**Task to carry out**
Give the material once more, word for word, without any images.
>> START Stored records
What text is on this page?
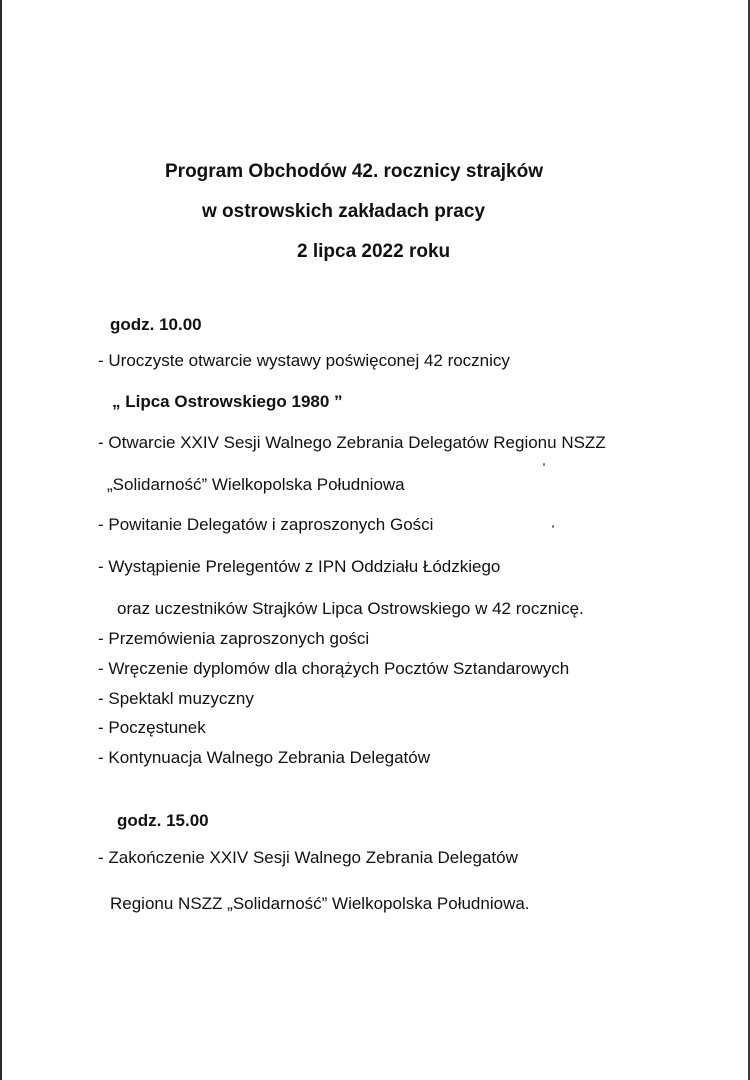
Program Obchodów 42. rocznicy strajków
w ostrowskich zakładach pracy
2 lipca 2022 roku
godz. 10.00
- Uroczyste otwarcie wystawy poświęconej 42 rocznicy
„ Lipca Ostrowskiego 1980 ”
- Otwarcie XXIV Sesji Walnego Zebrania Delegatów Regionu NSZZ
„Solidarność” Wielkopolska Południowa
- Powitanie Delegatów i zaproszonych Gości
- Wystąpienie Prelegentów z IPN Oddziału Łódzkiego
oraz uczestników Strajków Lipca Ostrowskiego w 42 rocznicę.
- Przemówienia zaproszonych gości
- Wręczenie dyplomów dla chorążych Pocztów Sztandarowych
- Spektakl muzyczny
- Poczęstunek
- Kontynuacja Walnego Zebrania Delegatów
godz. 15.00
- Zakończenie XXIV Sesji Walnego Zebrania Delegatów
Regionu NSZZ „Solidarność” Wielkopolska Południowa.
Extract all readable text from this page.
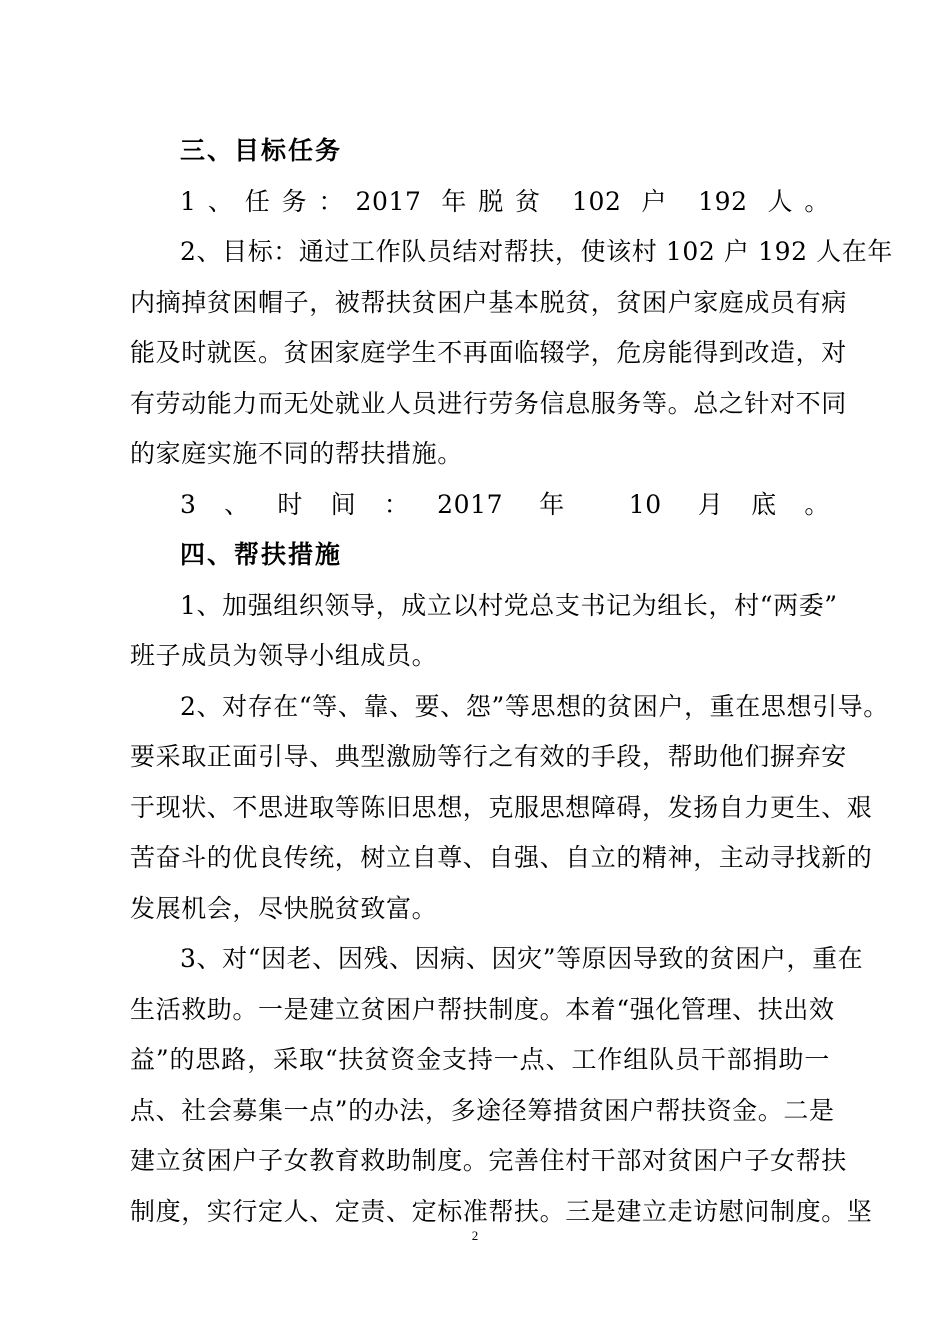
三、目标任务
1、任务：2017 年脱贫 102 户 192 人。
2、目标：通过工作队员结对帮扶，使该村 102 户 192 人在年
内摘掉贫困帽子，被帮扶贫困户基本脱贫，贫困户家庭成员有病
能及时就医。贫困家庭学生不再面临辍学，危房能得到改造，对
有劳动能力而无处就业人员进行劳务信息服务等。总之针对不同
的家庭实施不同的帮扶措施。
3、时间：2017 年 10 月底。
四、帮扶措施
1、加强组织领导，成立以村党总支书记为组长，村“两委”
班子成员为领导小组成员。
2、对存在“等、靠、要、怨”等思想的贫困户，重在思想引导。
要采取正面引导、典型激励等行之有效的手段，帮助他们摒弃安
于现状、不思进取等陈旧思想，克服思想障碍，发扬自力更生、艰
苦奋斗的优良传统，树立自尊、自强、自立的精神，主动寻找新的
发展机会，尽快脱贫致富。
3、对“因老、因残、因病、因灾”等原因导致的贫困户，重在
生活救助。一是建立贫困户帮扶制度。本着“强化管理、扶出效
益”的思路，采取“扶贫资金支持一点、工作组队员干部捐助一
点、社会募集一点”的办法，多途径筹措贫困户帮扶资金。二是
建立贫困户子女教育救助制度。完善住村干部对贫困户子女帮扶
制度，实行定人、定责、定标准帮扶。三是建立走访慰问制度。坚
2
>> END Stored records
**Written solution**
What text is on this page?
Program Obchodów 42. rocznicy strajków
w ostrowskich zakładach pracy
2 lipca 2022 roku
godz. 10.00
- Uroczyste otwarcie wystawy poświęconej 42 rocznicy
„ Lipca Ostrowskiego 1980 ”
- Otwarcie XXIV Sesji Walnego Zebrania Delegatów Regionu NSZZ
„Solidarność” Wielkopolska Południowa
- Powitanie Delegatów i zaproszonych Gości
- Wystąpienie Prelegentów z IPN Oddziału Łódzkiego
oraz uczestników Strajków Lipca Ostrowskiego w 42 rocznicę.
- Przemówienia zaproszonych gości
- Wręczenie dyplomów dla chorążych Pocztów Sztandarowych
- Spektakl muzyczny
- Poczęstunek
- Kontynuacja Walnego Zebrania Delegatów
godz. 15.00
- Zakończenie XXIV Sesji Walnego Zebrania Delegatów
Regionu NSZZ „Solidarność” Wielkopolska Południowa.
Extract all readable text from this page.
三、目标任务
1、任务：2017 年脱贫 102 户 192 人。
2、目标：通过工作队员结对帮扶，使该村 102 户 192 人在年
内摘掉贫困帽子，被帮扶贫困户基本脱贫，贫困户家庭成员有病
能及时就医。贫困家庭学生不再面临辍学，危房能得到改造，对
有劳动能力而无处就业人员进行劳务信息服务等。总之针对不同
的家庭实施不同的帮扶措施。
3、时间：2017 年 10 月底。
四、帮扶措施
1、加强组织领导，成立以村党总支书记为组长，村“两委”
班子成员为领导小组成员。
2、对存在“等、靠、要、怨”等思想的贫困户，重在思想引导。
要采取正面引导、典型激励等行之有效的手段，帮助他们摒弃安
于现状、不思进取等陈旧思想，克服思想障碍，发扬自力更生、艰
苦奋斗的优良传统，树立自尊、自强、自立的精神，主动寻找新的
发展机会，尽快脱贫致富。
3、对“因老、因残、因病、因灾”等原因导致的贫困户，重在
生活救助。一是建立贫困户帮扶制度。本着“强化管理、扶出效
益”的思路，采取“扶贫资金支持一点、工作组队员干部捐助一
点、社会募集一点”的办法，多途径筹措贫困户帮扶资金。二是
建立贫困户子女教育救助制度。完善住村干部对贫困户子女帮扶
制度，实行定人、定责、定标准帮扶。三是建立走访慰问制度。坚
2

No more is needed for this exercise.